§ Problem statement:
Copy the full set of lines exactly as given.

........

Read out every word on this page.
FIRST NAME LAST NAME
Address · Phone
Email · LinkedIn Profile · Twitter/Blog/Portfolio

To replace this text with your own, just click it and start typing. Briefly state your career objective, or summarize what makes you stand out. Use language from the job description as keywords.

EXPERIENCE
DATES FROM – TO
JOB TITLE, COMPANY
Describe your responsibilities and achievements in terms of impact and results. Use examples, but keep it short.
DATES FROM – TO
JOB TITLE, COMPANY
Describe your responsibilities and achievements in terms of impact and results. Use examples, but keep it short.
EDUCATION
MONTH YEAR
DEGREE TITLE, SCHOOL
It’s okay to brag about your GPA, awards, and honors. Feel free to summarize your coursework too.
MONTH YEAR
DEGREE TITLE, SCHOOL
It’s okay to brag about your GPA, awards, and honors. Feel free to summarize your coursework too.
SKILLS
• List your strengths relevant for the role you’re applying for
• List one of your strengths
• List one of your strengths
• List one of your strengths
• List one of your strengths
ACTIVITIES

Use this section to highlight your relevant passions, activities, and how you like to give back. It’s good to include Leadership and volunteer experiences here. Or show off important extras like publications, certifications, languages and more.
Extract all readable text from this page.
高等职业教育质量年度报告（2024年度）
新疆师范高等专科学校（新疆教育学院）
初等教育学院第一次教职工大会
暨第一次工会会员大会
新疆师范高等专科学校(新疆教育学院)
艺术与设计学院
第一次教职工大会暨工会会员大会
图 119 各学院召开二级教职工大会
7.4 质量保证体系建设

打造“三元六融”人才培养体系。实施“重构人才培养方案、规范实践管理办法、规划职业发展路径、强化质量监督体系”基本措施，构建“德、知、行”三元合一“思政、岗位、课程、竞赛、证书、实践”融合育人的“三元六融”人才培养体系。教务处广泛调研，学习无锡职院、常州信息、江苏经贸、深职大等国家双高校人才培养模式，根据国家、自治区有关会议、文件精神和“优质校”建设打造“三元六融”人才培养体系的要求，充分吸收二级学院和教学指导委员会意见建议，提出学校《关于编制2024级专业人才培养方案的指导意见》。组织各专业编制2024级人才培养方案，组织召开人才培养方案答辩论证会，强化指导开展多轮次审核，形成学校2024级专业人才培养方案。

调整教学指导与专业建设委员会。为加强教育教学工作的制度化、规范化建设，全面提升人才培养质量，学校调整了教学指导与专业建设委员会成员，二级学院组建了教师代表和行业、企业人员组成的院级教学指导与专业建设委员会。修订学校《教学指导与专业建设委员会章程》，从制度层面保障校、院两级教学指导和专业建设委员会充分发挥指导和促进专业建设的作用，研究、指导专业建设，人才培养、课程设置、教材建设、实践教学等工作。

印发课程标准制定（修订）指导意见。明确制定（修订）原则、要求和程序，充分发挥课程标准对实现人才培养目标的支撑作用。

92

........

§ The solution:
Read out every word on this page.
FIRST NAME LAST NAME
Address · Phone
Email · LinkedIn Profile · Twitter/Blog/Portfolio

To replace this text with your own, just click it and start typing. Briefly state your career objective, or summarize what makes you stand out. Use language from the job description as keywords.

EXPERIENCE
DATES FROM – TO
JOB TITLE, COMPANY
Describe your responsibilities and achievements in terms of impact and results. Use examples, but keep it short.
DATES FROM – TO
JOB TITLE, COMPANY
Describe your responsibilities and achievements in terms of impact and results. Use examples, but keep it short.
EDUCATION
MONTH YEAR
DEGREE TITLE, SCHOOL
It’s okay to brag about your GPA, awards, and honors. Feel free to summarize your coursework too.
MONTH YEAR
DEGREE TITLE, SCHOOL
It’s okay to brag about your GPA, awards, and honors. Feel free to summarize your coursework too.
SKILLS
• List your strengths relevant for the role you’re applying for
• List one of your strengths
• List one of your strengths
• List one of your strengths
• List one of your strengths
ACTIVITIES

Use this section to highlight your relevant passions, activities, and how you like to give back. It’s good to include Leadership and volunteer experiences here. Or show off important extras like publications, certifications, languages and more.
Extract all readable text from this page.
高等职业教育质量年度报告（2024年度）
新疆师范高等专科学校（新疆教育学院）
初等教育学院第一次教职工大会
暨第一次工会会员大会
新疆师范高等专科学校(新疆教育学院)
艺术与设计学院
第一次教职工大会暨工会会员大会
图 119 各学院召开二级教职工大会
7.4 质量保证体系建设

打造“三元六融”人才培养体系。实施“重构人才培养方案、规范实践管理办法、规划职业发展路径、强化质量监督体系”基本措施，构建“德、知、行”三元合一“思政、岗位、课程、竞赛、证书、实践”融合育人的“三元六融”人才培养体系。教务处广泛调研，学习无锡职院、常州信息、江苏经贸、深职大等国家双高校人才培养模式，根据国家、自治区有关会议、文件精神和“优质校”建设打造“三元六融”人才培养体系的要求，充分吸收二级学院和教学指导委员会意见建议，提出学校《关于编制2024级专业人才培养方案的指导意见》。组织各专业编制2024级人才培养方案，组织召开人才培养方案答辩论证会，强化指导开展多轮次审核，形成学校2024级专业人才培养方案。

调整教学指导与专业建设委员会。为加强教育教学工作的制度化、规范化建设，全面提升人才培养质量，学校调整了教学指导与专业建设委员会成员，二级学院组建了教师代表和行业、企业人员组成的院级教学指导与专业建设委员会。修订学校《教学指导与专业建设委员会章程》，从制度层面保障校、院两级教学指导和专业建设委员会充分发挥指导和促进专业建设的作用，研究、指导专业建设，人才培养、课程设置、教材建设、实践教学等工作。

印发课程标准制定（修订）指导意见。明确制定（修订）原则、要求和程序，充分发挥课程标准对实现人才培养目标的支撑作用。

92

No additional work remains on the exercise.